Consigna:
¿Concuerdan con el texto sobre la Selección Mexicana las afirmaciones siguientes? Responde sí o no a cada una y cita literalmente las palabras del texto que lo deciden. (a) Hugo Sánchez seguirá utilizando el sistema 4-4-2. (b) El autor considera que Hugo Sánchez debió dirigir al conjunto Sub23. (c) Los partidos amistosos se aprovechan para prepararse rumbo a las eliminatorias olímpicas.

Texto proporcionado:
————————

La oportunidad de ver a una Selección Mexicana llena de juventud y vitalidad se presenta como un elemento de frescura en una etapa que ha rayado en lo aceptable pero sin alcanzar niveles de excelencia. El hecho de que Hugo Sánchez convocara a un alto porcentaje de quienes participaron en la Copa Mundial Sub-20, Juegos Panamericanos, y a algunos otros que rondan ese nivel de edad, nos habla de la importancia que el estratega nacional le da a los Juegos Olímpicos Beijing 2008, donde las condiciones parecen estar dadas para alcanzar una medalla olímpica.
El reto en sí mismo implica un alto riesgo. Por el proceso de desarrollo que experimentó una buena cantidad de los hombres llamados a estar en la máxima justa deportiva del orbe, al timonel del equipo verde se le estará revisando con lupa e irremediablemente se harán comparaciones respecto a lo que los mismos jugadores realizaban al mando de Jesús Ramírez, quien, a mi juicio, debió ser el encargado de comandar al conjunto Sub23.
Las diferencias comienzan desde el planteamiento mismo. Hugo ya anunció que se olvidara del sistema utilizado por el director técnico de las selecciones menores y que se mantendrá fiel al 4-4-2. Al aprovechar estos partidos amistosos para prepararse rumbo a las eliminatorias olímpicas, el técnico de la oncena azteca reconoce que se requiere de una asimilación de ideas para no verse obligado a improvisar sobre la marcha y a transformar el entendimiento futbolístico de sus jugadores de un día para otro.

————————

Información registrada:
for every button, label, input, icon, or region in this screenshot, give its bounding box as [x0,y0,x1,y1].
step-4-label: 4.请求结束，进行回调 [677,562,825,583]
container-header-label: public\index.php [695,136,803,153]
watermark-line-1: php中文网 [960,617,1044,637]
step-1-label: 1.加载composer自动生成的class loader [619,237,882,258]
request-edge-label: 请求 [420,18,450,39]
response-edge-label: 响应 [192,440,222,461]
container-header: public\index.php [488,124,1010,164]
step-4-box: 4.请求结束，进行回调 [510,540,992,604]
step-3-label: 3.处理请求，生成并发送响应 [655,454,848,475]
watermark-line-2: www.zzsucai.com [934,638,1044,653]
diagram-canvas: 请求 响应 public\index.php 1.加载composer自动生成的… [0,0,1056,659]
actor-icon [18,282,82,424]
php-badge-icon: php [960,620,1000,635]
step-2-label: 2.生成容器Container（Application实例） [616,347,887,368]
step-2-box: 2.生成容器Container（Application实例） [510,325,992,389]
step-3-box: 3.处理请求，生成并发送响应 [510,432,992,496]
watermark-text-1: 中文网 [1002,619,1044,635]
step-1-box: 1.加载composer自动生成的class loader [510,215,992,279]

————————

Resultado del ejercicio:
(a) Sí: "se mantendrá fiel al 4-4-2".
(b) No: "Jesús Ramírez, quien, a mi juicio, debió ser el encargado de comandar al conjunto Sub23".
(c) Sí: "Al aprovechar estos partidos amistosos para prepararse rumbo a las eliminatorias olímpicas".